(Dataset items)
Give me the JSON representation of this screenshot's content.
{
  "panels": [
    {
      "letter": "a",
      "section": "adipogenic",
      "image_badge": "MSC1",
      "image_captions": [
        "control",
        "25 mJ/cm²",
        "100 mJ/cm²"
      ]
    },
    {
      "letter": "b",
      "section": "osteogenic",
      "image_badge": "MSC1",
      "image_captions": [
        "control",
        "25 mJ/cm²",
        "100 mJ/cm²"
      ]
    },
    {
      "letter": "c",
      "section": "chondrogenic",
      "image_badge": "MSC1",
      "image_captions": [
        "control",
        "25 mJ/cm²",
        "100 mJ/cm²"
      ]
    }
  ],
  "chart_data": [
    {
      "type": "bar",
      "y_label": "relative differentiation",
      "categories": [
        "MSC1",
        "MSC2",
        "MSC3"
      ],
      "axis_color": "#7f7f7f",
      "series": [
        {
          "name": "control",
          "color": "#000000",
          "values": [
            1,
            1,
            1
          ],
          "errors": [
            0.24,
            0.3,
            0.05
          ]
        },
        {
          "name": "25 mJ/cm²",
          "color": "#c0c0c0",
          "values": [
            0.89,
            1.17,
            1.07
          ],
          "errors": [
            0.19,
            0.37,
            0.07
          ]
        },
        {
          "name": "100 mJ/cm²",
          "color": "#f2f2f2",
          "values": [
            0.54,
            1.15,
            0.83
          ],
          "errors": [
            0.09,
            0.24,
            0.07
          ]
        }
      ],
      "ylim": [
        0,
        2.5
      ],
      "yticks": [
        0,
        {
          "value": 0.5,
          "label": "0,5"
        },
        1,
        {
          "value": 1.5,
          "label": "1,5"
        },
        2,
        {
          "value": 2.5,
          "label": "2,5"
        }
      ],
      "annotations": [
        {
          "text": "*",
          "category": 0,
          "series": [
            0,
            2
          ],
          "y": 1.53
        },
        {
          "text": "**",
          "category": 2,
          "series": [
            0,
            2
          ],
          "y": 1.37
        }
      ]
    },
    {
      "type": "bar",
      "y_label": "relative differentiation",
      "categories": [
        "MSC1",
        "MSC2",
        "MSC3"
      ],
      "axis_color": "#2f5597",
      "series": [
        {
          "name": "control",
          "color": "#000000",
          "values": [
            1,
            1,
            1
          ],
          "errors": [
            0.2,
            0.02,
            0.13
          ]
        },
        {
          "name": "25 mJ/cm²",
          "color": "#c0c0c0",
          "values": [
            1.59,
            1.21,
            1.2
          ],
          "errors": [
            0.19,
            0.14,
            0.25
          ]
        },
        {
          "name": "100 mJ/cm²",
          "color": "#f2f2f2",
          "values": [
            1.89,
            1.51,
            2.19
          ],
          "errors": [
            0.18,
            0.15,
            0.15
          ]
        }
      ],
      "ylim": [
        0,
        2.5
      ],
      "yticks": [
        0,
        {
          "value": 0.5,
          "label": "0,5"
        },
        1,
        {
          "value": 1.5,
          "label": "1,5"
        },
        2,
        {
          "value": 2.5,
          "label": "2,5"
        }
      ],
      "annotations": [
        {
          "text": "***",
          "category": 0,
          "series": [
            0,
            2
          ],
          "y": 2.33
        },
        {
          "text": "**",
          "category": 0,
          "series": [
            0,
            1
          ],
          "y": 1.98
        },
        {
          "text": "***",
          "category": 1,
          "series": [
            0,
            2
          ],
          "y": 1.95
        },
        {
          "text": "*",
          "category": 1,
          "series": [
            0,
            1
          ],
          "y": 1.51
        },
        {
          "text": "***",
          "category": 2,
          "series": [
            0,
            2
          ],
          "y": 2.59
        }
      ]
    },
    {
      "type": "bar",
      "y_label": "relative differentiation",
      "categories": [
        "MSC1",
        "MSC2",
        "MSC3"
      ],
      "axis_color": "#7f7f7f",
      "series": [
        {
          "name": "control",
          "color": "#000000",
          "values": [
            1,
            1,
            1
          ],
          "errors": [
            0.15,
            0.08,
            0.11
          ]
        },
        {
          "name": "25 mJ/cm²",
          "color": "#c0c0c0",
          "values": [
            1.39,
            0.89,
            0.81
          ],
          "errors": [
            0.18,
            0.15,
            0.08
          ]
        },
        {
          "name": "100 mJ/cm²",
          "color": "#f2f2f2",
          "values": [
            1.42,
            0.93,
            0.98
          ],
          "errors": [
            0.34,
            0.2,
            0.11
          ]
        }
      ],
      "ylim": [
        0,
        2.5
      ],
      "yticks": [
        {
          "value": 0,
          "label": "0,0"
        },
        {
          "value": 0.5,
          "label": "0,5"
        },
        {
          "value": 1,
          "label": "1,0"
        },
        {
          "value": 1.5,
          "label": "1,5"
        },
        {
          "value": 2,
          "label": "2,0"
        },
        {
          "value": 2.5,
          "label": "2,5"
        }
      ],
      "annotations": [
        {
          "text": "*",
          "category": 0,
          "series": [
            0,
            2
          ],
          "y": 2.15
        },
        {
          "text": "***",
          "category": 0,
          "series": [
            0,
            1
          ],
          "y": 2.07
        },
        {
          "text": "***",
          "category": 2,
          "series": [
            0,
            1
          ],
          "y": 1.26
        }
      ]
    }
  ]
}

§ TASK DESCRIPTION: Exactly as written above, please repeat the entries.

§ WRITTEN RESPONSE:
Give me the JSON representation of this screenshot's content.
{
  "panels": [
    {
      "letter": "a",
      "section": "adipogenic",
      "image_badge": "MSC1",
      "image_captions": [
        "control",
        "25 mJ/cm²",
        "100 mJ/cm²"
      ]
    },
    {
      "letter": "b",
      "section": "osteogenic",
      "image_badge": "MSC1",
      "image_captions": [
        "control",
        "25 mJ/cm²",
        "100 mJ/cm²"
      ]
    },
    {
      "letter": "c",
      "section": "chondrogenic",
      "image_badge": "MSC1",
      "image_captions": [
        "control",
        "25 mJ/cm²",
        "100 mJ/cm²"
      ]
    }
  ],
  "chart_data": [
    {
      "type": "bar",
      "y_label": "relative differentiation",
      "categories": [
        "MSC1",
        "MSC2",
        "MSC3"
      ],
      "axis_color": "#7f7f7f",
      "series": [
        {
          "name": "control",
          "color": "#000000",
          "values": [
            1,
            1,
            1
          ],
          "errors": [
            0.24,
            0.3,
            0.05
          ]
        },
        {
          "name": "25 mJ/cm²",
          "color": "#c0c0c0",
          "values": [
            0.89,
            1.17,
            1.07
          ],
          "errors": [
            0.19,
            0.37,
            0.07
          ]
        },
        {
          "name": "100 mJ/cm²",
          "color": "#f2f2f2",
          "values": [
            0.54,
            1.15,
            0.83
          ],
          "errors": [
            0.09,
            0.24,
            0.07
          ]
        }
      ],
      "ylim": [
        0,
        2.5
      ],
      "yticks": [
        0,
        {
          "value": 0.5,
          "label": "0,5"
        },
        1,
        {
          "value": 1.5,
          "label": "1,5"
        },
        2,
        {
          "value": 2.5,
          "label": "2,5"
        }
      ],
      "annotations": [
        {
          "text": "*",
          "category": 0,
          "series": [
            0,
            2
          ],
          "y": 1.53
        },
        {
          "text": "**",
          "category": 2,
          "series": [
            0,
            2
          ],
          "y": 1.37
        }
      ]
    },
    {
      "type": "bar",
      "y_label": "relative differentiation",
      "categories": [
        "MSC1",
        "MSC2",
        "MSC3"
      ],
      "axis_color": "#2f5597",
      "series": [
        {
          "name": "control",
          "color": "#000000",
          "values": [
            1,
            1,
            1
          ],
          "errors": [
            0.2,
            0.02,
            0.13
          ]
        },
        {
          "name": "25 mJ/cm²",
          "color": "#c0c0c0",
          "values": [
            1.59,
            1.21,
            1.2
          ],
          "errors": [
            0.19,
            0.14,
            0.25
          ]
        },
        {
          "name": "100 mJ/cm²",
          "color": "#f2f2f2",
          "values": [
            1.89,
            1.51,
            2.19
          ],
          "errors": [
            0.18,
            0.15,
            0.15
          ]
        }
      ],
      "ylim": [
        0,
        2.5
      ],
      "yticks": [
        0,
        {
          "value": 0.5,
          "label": "0,5"
        },
        1,
        {
          "value": 1.5,
          "label": "1,5"
        },
        2,
        {
          "value": 2.5,
          "label": "2,5"
        }
      ],
      "annotations": [
        {
          "text": "***",
          "category": 0,
          "series": [
            0,
            2
          ],
          "y": 2.33
        },
        {
          "text": "**",
          "category": 0,
          "series": [
            0,
            1
          ],
          "y": 1.98
        },
        {
          "text": "***",
          "category": 1,
          "series": [
            0,
            2
          ],
          "y": 1.95
        },
        {
          "text": "*",
          "category": 1,
          "series": [
            0,
            1
          ],
          "y": 1.51
        },
        {
          "text": "***",
          "category": 2,
          "series": [
            0,
            2
          ],
          "y": 2.59
        }
      ]
    },
    {
      "type": "bar",
      "y_label": "relative differentiation",
      "categories": [
        "MSC1",
        "MSC2",
        "MSC3"
      ],
      "axis_color": "#7f7f7f",
      "series": [
        {
          "name": "control",
          "color": "#000000",
          "values": [
            1,
            1,
            1
          ],
          "errors": [
            0.15,
            0.08,
            0.11
          ]
        },
        {
          "name": "25 mJ/cm²",
          "color": "#c0c0c0",
          "values": [
            1.39,
            0.89,
            0.81
          ],
          "errors": [
            0.18,
            0.15,
            0.08
          ]
        },
        {
          "name": "100 mJ/cm²",
          "color": "#f2f2f2",
          "values": [
            1.42,
            0.93,
            0.98
          ],
          "errors": [
            0.34,
            0.2,
            0.11
          ]
        }
      ],
      "ylim": [
        0,
        2.5
      ],
      "yticks": [
        {
          "value": 0,
          "label": "0,0"
        },
        {
          "value": 0.5,
          "label": "0,5"
        },
        {
          "value": 1,
          "label": "1,0"
        },
        {
          "value": 1.5,
          "label": "1,5"
        },
        {
          "value": 2,
          "label": "2,0"
        },
        {
          "value": 2.5,
          "label": "2,5"
        }
      ],
      "annotations": [
        {
          "text": "*",
          "category": 0,
          "series": [
            0,
            2
          ],
          "y": 2.15
        },
        {
          "text": "***",
          "category": 0,
          "series": [
            0,
            1
          ],
          "y": 2.07
        },
        {
          "text": "***",
          "category": 2,
          "series": [
            0,
            1
          ],
          "y": 1.26
        }
      ]
    }
  ]
}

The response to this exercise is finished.